**PROBLEM:** Transcribe the records below exactly as they appear, omitting any pictures.

-- START DATASET ROWS --

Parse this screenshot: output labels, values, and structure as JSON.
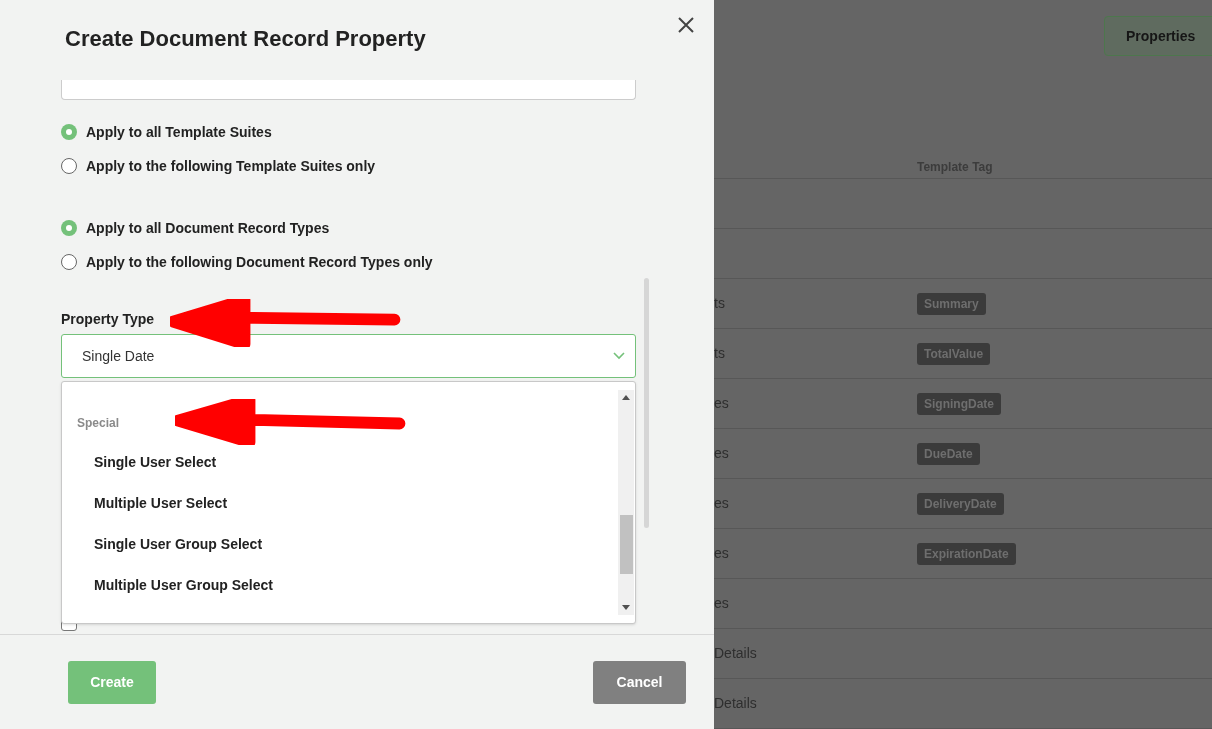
{
  "dialog": {
    "title": "Create Document Record Property",
    "scope_groups": [
      [
        {
          "label": "Apply to all Template Suites",
          "selected": true
        },
        {
          "label": "Apply to the following Template Suites only",
          "selected": false
        }
      ],
      [
        {
          "label": "Apply to all Document Record Types",
          "selected": true
        },
        {
          "label": "Apply to the following Document Record Types only",
          "selected": false
        }
      ]
    ],
    "property_type": {
      "label": "Property Type",
      "value": "Single Date"
    },
    "dropdown": {
      "group": "Special",
      "options": [
        "Single User Select",
        "Multiple User Select",
        "Single User Group Select",
        "Multiple User Group Select"
      ]
    },
    "checkbox": {
      "checked": false
    },
    "buttons": [
      {
        "label": "Create",
        "kind": "primary"
      },
      {
        "label": "Cancel",
        "kind": "secondary"
      }
    ]
  },
  "background": {
    "properties_button": "Properties",
    "column_header": "Template Tag",
    "rows": [
      {},
      {},
      {
        "cell": "ts",
        "tag": "Summary"
      },
      {
        "cell": "ts",
        "tag": "TotalValue"
      },
      {
        "cell": "es",
        "tag": "SigningDate"
      },
      {
        "cell": "es",
        "tag": "DueDate"
      },
      {
        "cell": "es",
        "tag": "DeliveryDate"
      },
      {
        "cell": "es",
        "tag": "ExpirationDate"
      },
      {
        "cell": "es"
      },
      {
        "cell": "Details"
      },
      {
        "cell": "Details"
      }
    ]
  }
}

-- END DATASET ROWS --

**RESPONSE TO THE EXERCISE:**
Parse this screenshot: output labels, values, and structure as JSON.
{
  "dialog": {
    "title": "Create Document Record Property",
    "scope_groups": [
      [
        {
          "label": "Apply to all Template Suites",
          "selected": true
        },
        {
          "label": "Apply to the following Template Suites only",
          "selected": false
        }
      ],
      [
        {
          "label": "Apply to all Document Record Types",
          "selected": true
        },
        {
          "label": "Apply to the following Document Record Types only",
          "selected": false
        }
      ]
    ],
    "property_type": {
      "label": "Property Type",
      "value": "Single Date"
    },
    "dropdown": {
      "group": "Special",
      "options": [
        "Single User Select",
        "Multiple User Select",
        "Single User Group Select",
        "Multiple User Group Select"
      ]
    },
    "checkbox": {
      "checked": false
    },
    "buttons": [
      {
        "label": "Create",
        "kind": "primary"
      },
      {
        "label": "Cancel",
        "kind": "secondary"
      }
    ]
  },
  "background": {
    "properties_button": "Properties",
    "column_header": "Template Tag",
    "rows": [
      {},
      {},
      {
        "cell": "ts",
        "tag": "Summary"
      },
      {
        "cell": "ts",
        "tag": "TotalValue"
      },
      {
        "cell": "es",
        "tag": "SigningDate"
      },
      {
        "cell": "es",
        "tag": "DueDate"
      },
      {
        "cell": "es",
        "tag": "DeliveryDate"
      },
      {
        "cell": "es",
        "tag": "ExpirationDate"
      },
      {
        "cell": "es"
      },
      {
        "cell": "Details"
      },
      {
        "cell": "Details"
      }
    ]
  }
}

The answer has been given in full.